» **MATERIAL FOR THE TASK**
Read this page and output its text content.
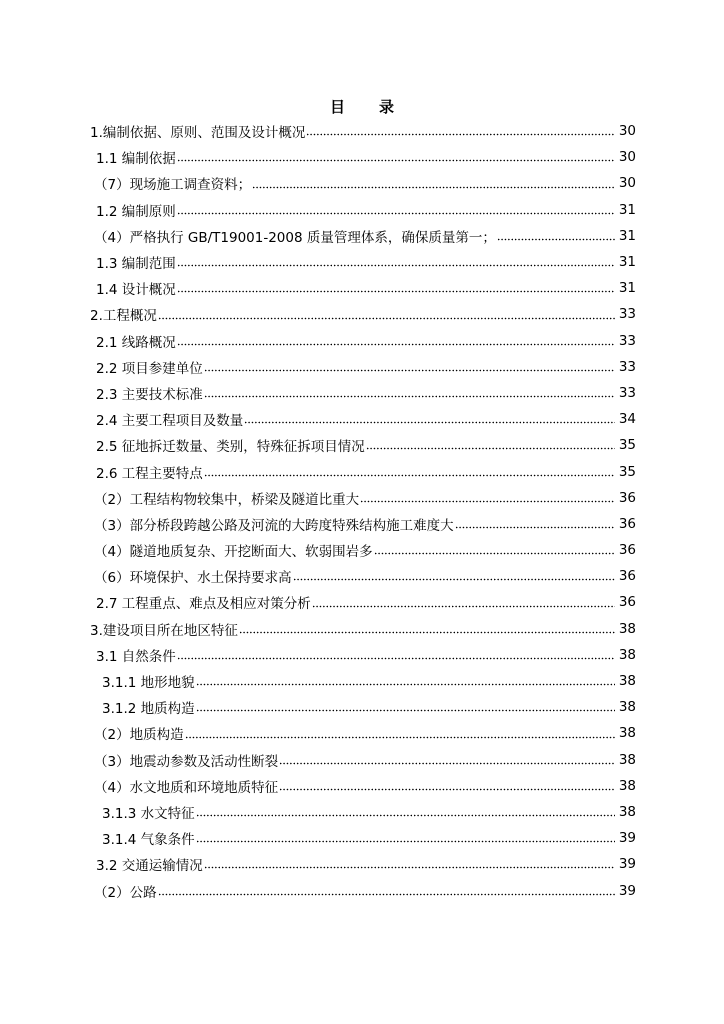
目 录
1.编制依据、原则、范围及设计概况	30
1.1 编制依据	30
（7）现场施工调查资料；	30
1.2 编制原则	31
（4）严格执行 GB/T19001-2008 质量管理体系，确保质量第一；	31
1.3 编制范围	31
1.4 设计概况	31
2.工程概况	33
2.1 线路概况	33
2.2 项目参建单位	33
2.3 主要技术标准	33
2.4 主要工程项目及数量	34
2.5 征地拆迁数量、类别，特殊征拆项目情况	35
2.6 工程主要特点	35
（2）工程结构物较集中，桥梁及隧道比重大	36
（3）部分桥段跨越公路及河流的大跨度特殊结构施工难度大	36
（4）隧道地质复杂、开挖断面大、软弱围岩多	36
（6）环境保护、水土保持要求高	36
2.7 工程重点、难点及相应对策分析	36
3.建设项目所在地区特征	38
3.1 自然条件	38
3.1.1 地形地貌	38
3.1.2 地质构造	38
（2）地质构造	38
（3）地震动参数及活动性断裂	38
（4）水文地质和环境地质特征	38
3.1.3 水文特征	38
3.1.4 气象条件	39
3.2 交通运输情况	39
（2）公路	39
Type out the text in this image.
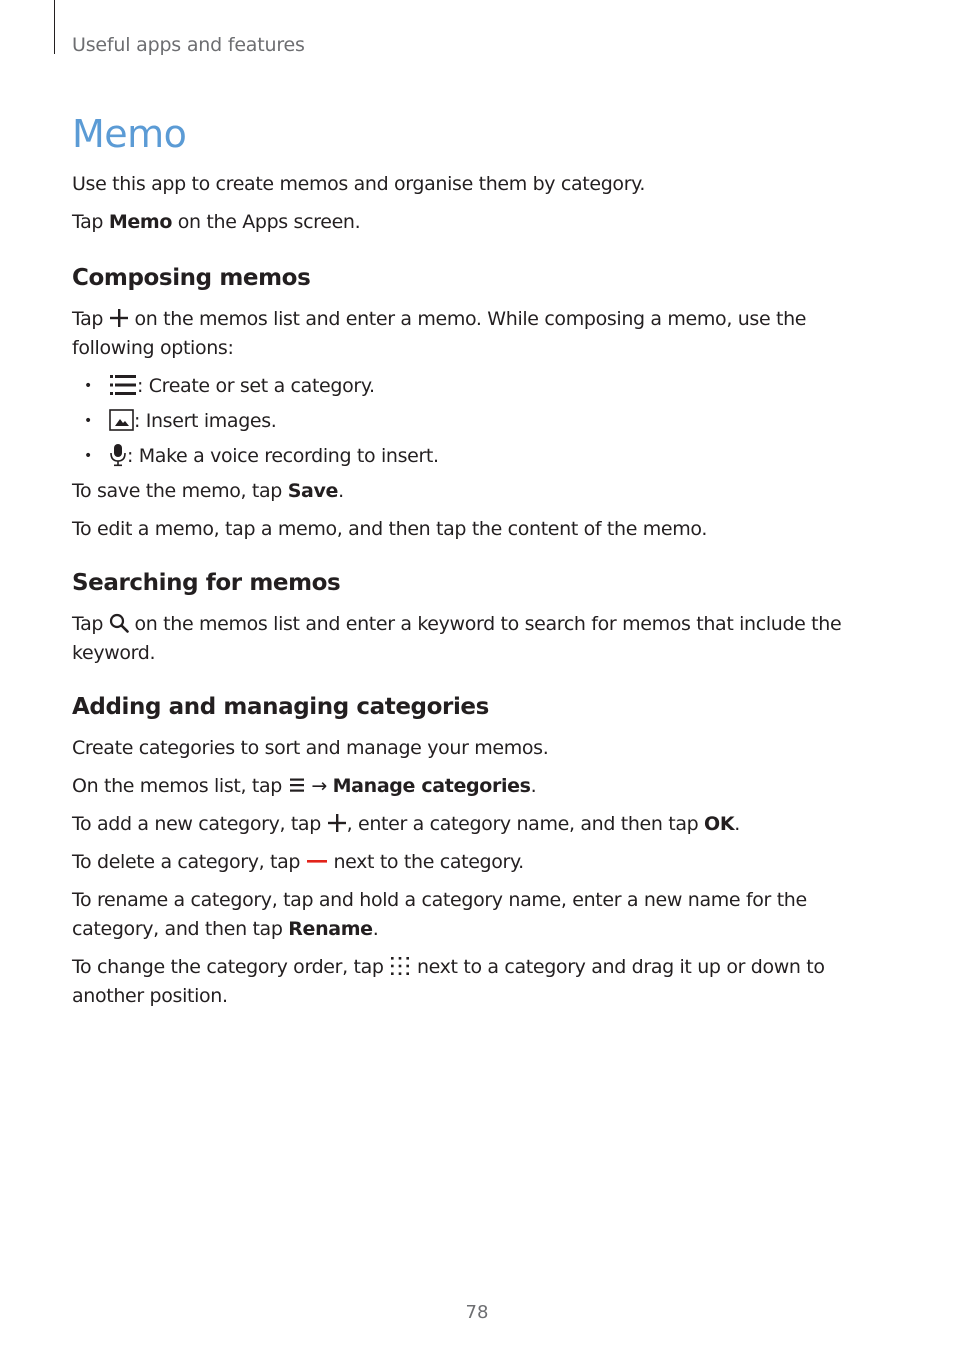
Useful apps and features
Memo

Use this app to create memos and organise them by category.

Tap Memo on the Apps screen.

Composing memos

Tap
on the memos list and enter a memo. While composing a memo, use the following options:

• : Create or set a category.
• : Insert images.
• : Make a voice recording to insert.

To save the memo, tap Save.

To edit a memo, tap a memo, and then tap the content of the memo.

Searching for memos

Tap
on the memos list and enter a keyword to search for memos that include the keyword.

Adding and managing categories

Create categories to sort and manage your memos.

On the memos list, tap
→ Manage categories.

To add a new category, tap
, enter a category name, and then tap OK.

To delete a category, tap
next to the category.

To rename a category, tap and hold a category name, enter a new name for the category, and then tap Rename.

To change the category order, tap
next to a category and drag it up or down to another position.

78
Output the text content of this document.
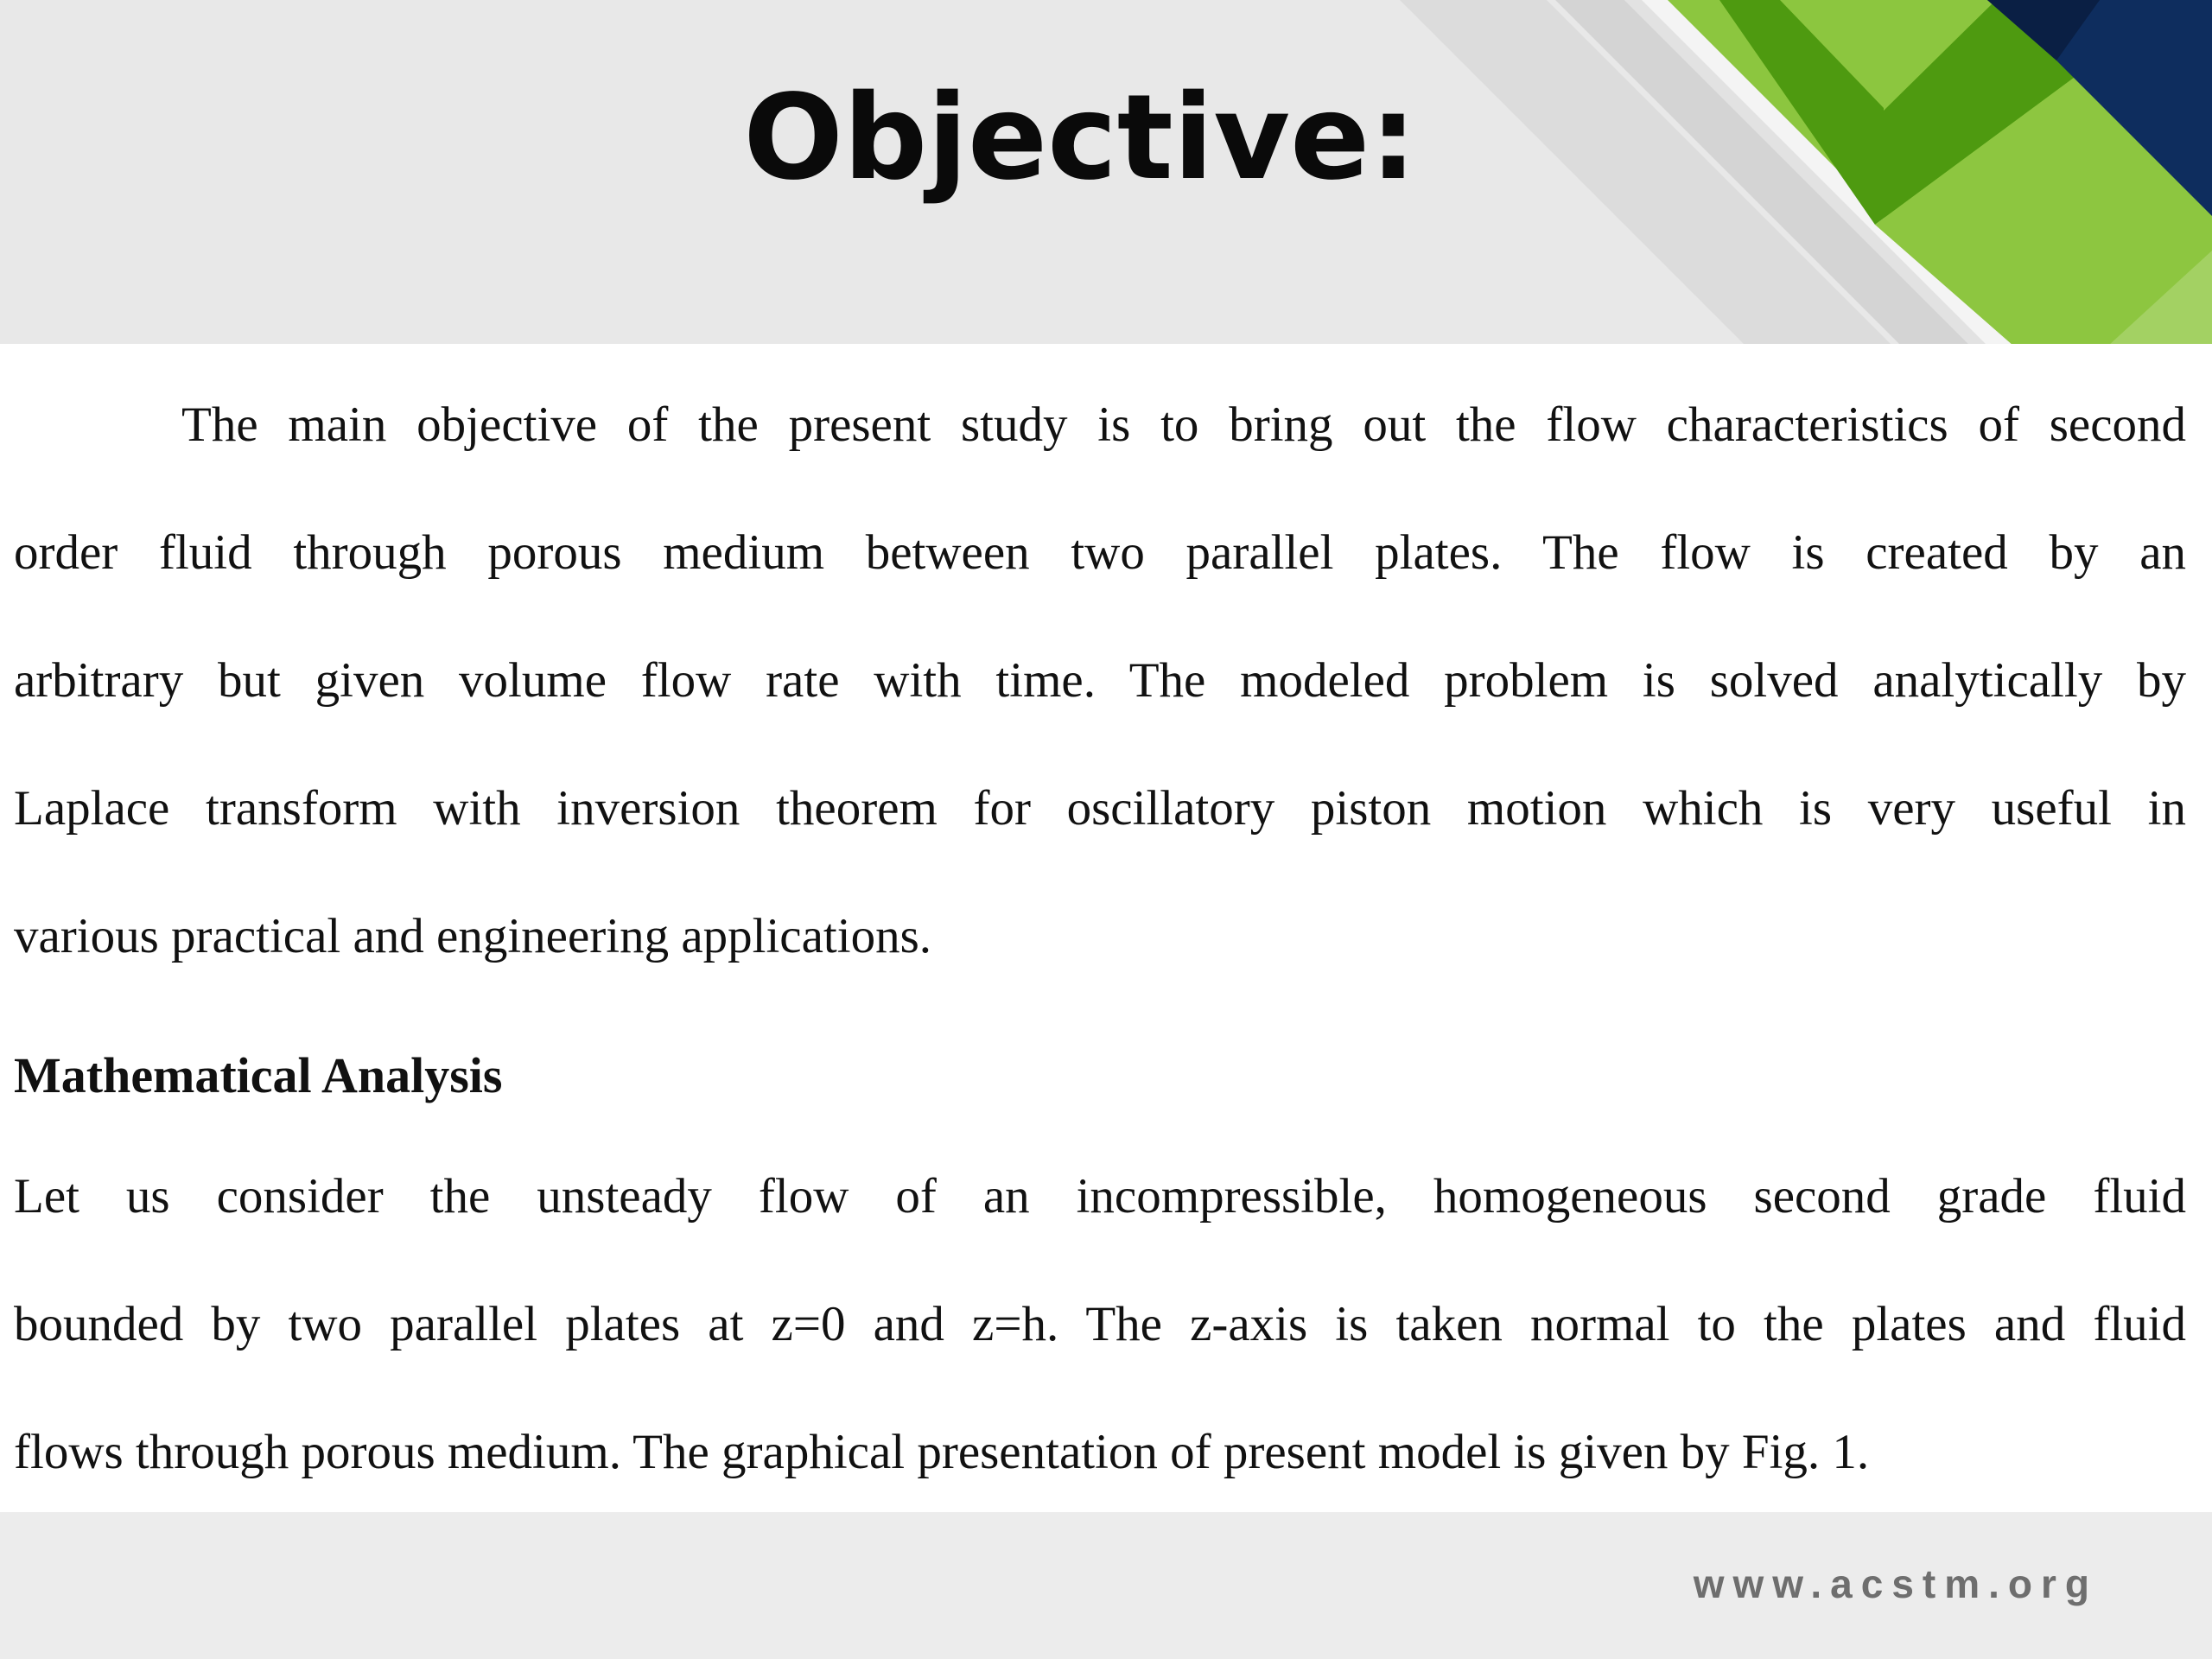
Objective:
The main objective of the present study is to bring out the flow characteristics of second
order fluid through porous medium between two parallel plates. The flow is created by an
arbitrary but given volume flow rate with time. The modeled problem is solved analytically by
Laplace transform with inversion theorem for oscillatory piston motion which is very useful in
various practical and engineering applications.
Mathematical Analysis
Let us consider the unsteady flow of an incompressible, homogeneous second grade fluid
bounded by two parallel plates at z=0 and z=h. The z-axis is taken normal to the plates and fluid
flows through porous medium. The graphical presentation of present model is given by Fig. 1.
www.acstm.org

» **WHAT IS BEING ASKED**
Your answer should be a single number: the count of lines in these records that hold the string "given".

» **RESULT**
2